_YOUR TASK_
How many lines in the listing below include the word "changes"? Reply with the count alone.

_ENTRIES PROVIDED_
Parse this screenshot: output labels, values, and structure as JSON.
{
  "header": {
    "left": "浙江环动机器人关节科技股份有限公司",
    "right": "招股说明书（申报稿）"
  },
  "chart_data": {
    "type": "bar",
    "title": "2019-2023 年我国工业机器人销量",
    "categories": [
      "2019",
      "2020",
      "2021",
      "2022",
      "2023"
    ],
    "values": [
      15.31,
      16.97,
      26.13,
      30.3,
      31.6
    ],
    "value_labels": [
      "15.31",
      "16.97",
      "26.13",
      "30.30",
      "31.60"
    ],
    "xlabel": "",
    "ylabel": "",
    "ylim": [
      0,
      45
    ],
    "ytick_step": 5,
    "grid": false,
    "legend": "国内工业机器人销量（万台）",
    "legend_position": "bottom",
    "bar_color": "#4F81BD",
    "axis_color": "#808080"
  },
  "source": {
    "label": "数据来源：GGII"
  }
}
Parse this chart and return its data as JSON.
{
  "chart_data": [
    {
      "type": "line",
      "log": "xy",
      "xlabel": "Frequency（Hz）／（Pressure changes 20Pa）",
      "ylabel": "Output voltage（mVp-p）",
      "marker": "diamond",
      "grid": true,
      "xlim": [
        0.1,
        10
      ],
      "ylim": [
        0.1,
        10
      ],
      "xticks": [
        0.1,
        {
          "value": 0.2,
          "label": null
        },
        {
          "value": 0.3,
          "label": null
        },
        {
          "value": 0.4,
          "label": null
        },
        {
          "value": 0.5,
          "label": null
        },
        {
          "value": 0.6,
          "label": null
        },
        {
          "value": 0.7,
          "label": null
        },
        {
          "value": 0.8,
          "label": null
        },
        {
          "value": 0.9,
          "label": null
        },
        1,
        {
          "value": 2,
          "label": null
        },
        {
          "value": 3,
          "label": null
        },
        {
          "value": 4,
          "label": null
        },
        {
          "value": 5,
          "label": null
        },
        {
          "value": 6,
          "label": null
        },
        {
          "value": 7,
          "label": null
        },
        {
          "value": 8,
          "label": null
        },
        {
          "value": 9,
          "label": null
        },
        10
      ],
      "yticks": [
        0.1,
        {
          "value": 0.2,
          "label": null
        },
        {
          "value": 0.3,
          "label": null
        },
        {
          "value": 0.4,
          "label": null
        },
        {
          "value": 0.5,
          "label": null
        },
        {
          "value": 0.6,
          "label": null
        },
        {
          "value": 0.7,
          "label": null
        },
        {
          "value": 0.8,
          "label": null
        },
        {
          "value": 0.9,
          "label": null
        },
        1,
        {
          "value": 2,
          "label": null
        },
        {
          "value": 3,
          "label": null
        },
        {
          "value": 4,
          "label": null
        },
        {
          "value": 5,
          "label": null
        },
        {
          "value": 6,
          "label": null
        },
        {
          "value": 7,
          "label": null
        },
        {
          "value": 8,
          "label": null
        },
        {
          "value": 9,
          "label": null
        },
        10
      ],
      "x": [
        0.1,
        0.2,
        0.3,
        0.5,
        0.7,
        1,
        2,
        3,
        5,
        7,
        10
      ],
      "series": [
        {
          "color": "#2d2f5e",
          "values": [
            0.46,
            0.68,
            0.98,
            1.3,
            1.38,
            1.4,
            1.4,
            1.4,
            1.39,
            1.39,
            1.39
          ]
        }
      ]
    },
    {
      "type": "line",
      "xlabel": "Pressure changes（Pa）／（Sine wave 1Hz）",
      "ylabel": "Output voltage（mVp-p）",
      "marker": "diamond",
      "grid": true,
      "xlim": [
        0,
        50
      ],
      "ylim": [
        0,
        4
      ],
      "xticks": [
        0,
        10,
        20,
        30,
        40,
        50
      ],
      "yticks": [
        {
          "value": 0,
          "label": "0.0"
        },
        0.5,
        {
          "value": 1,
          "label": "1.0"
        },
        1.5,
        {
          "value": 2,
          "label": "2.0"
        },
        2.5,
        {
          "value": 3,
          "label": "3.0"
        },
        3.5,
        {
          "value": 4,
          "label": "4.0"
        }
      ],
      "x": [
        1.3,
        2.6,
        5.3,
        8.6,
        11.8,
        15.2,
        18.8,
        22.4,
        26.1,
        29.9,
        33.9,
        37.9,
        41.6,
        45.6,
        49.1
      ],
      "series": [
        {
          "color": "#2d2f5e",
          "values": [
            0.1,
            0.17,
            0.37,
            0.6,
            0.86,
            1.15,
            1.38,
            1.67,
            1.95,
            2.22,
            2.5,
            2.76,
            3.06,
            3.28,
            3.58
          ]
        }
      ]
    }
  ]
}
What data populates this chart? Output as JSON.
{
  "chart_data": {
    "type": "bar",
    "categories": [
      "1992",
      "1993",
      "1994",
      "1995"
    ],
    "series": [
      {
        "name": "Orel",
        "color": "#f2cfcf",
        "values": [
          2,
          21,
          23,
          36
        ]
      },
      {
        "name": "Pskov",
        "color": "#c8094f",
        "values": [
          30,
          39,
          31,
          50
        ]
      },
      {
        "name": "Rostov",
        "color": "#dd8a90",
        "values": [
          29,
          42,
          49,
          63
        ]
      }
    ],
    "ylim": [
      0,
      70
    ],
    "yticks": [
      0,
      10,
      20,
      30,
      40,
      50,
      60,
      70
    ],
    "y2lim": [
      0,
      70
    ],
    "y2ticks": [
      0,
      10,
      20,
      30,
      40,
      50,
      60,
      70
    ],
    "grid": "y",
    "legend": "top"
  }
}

_TASK OUTPUT_
2